(Extracts from a graphics dataset)
--- begin ---

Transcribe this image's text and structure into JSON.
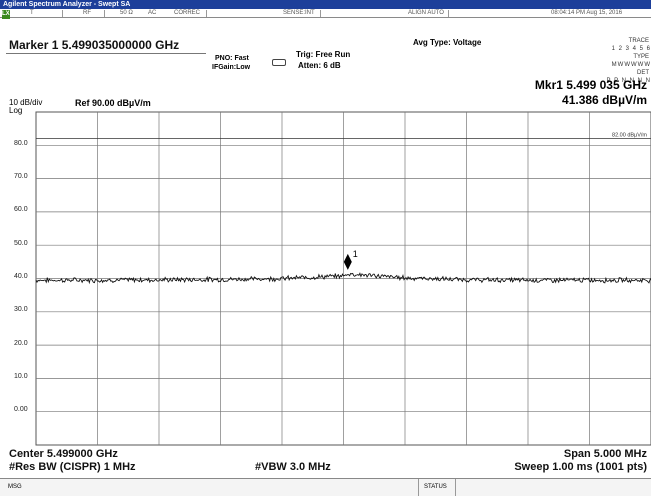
{
  "window": {
    "title": "Agilent Spectrum Analyzer - Swept SA"
  },
  "status_bar": {
    "indicator": "LXI",
    "t": "T",
    "rf": "RF",
    "impedance": "50 Ω",
    "ac": "AC",
    "correc": "CORREC",
    "sense": "SENSE:INT",
    "align": "ALIGN AUTO",
    "datetime": "08:04:14 PM Aug 15, 2016"
  },
  "marker": {
    "header": "Marker 1 5.499035000000 GHz",
    "pno": "PNO: Fast",
    "ifgain": "IFGain:Low",
    "trig": "Trig: Free Run",
    "atten": "Atten: 6 dB",
    "avg_type": "Avg Type: Voltage",
    "mkr_freq": "Mkr1 5.499 035 GHz",
    "mkr_level": "41.386 dBµV/m",
    "marker_label": "1"
  },
  "trace_table": {
    "trace_label": "TRACE",
    "trace_value": "1 2 3 4 5 6",
    "type_label": "TYPE",
    "type_value": "MWWWWW",
    "det_label": "DET",
    "det_value": "P P N N N N"
  },
  "scale": {
    "div": "10 dB/div",
    "log": "Log",
    "ref": "Ref 90.00 dBµV/m",
    "limit_label": "82.00 dBµV/m",
    "y_ticks": [
      "80.0",
      "70.0",
      "60.0",
      "50.0",
      "40.0",
      "30.0",
      "20.0",
      "10.0",
      "0.00"
    ]
  },
  "footer": {
    "center": "Center 5.499000 GHz",
    "res_bw": "#Res BW (CISPR)  1 MHz",
    "vbw": "#VBW 3.0 MHz",
    "span": "Span 5.000 MHz",
    "sweep": "Sweep  1.00 ms (1001 pts)"
  },
  "message_bar": {
    "msg": "MSG",
    "status": "STATUS"
  },
  "chart_data": {
    "type": "line",
    "title": "",
    "xlabel": "",
    "ylabel": "",
    "xlim": [
      5.4965,
      5.5015
    ],
    "ylim": [
      -10,
      90
    ],
    "grid": true,
    "series": [
      {
        "x": [
          5.4965,
          5.497,
          5.4975,
          5.498,
          5.4985,
          5.499,
          5.49904,
          5.4995,
          5.5,
          5.5005,
          5.501,
          5.5015
        ],
        "values": [
          39.5,
          39.5,
          39.6,
          39.7,
          40.0,
          40.8,
          41.4,
          40.2,
          39.6,
          39.5,
          39.5,
          39.5
        ]
      }
    ],
    "limit_line": 82.0,
    "marker": {
      "x": 5.499035,
      "y": 41.386
    }
  }
}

--- end ---

Problem details =>
Of the lines in the listing above, how many hold the string "dBµV"? Reply with the number only.

Final result =>
3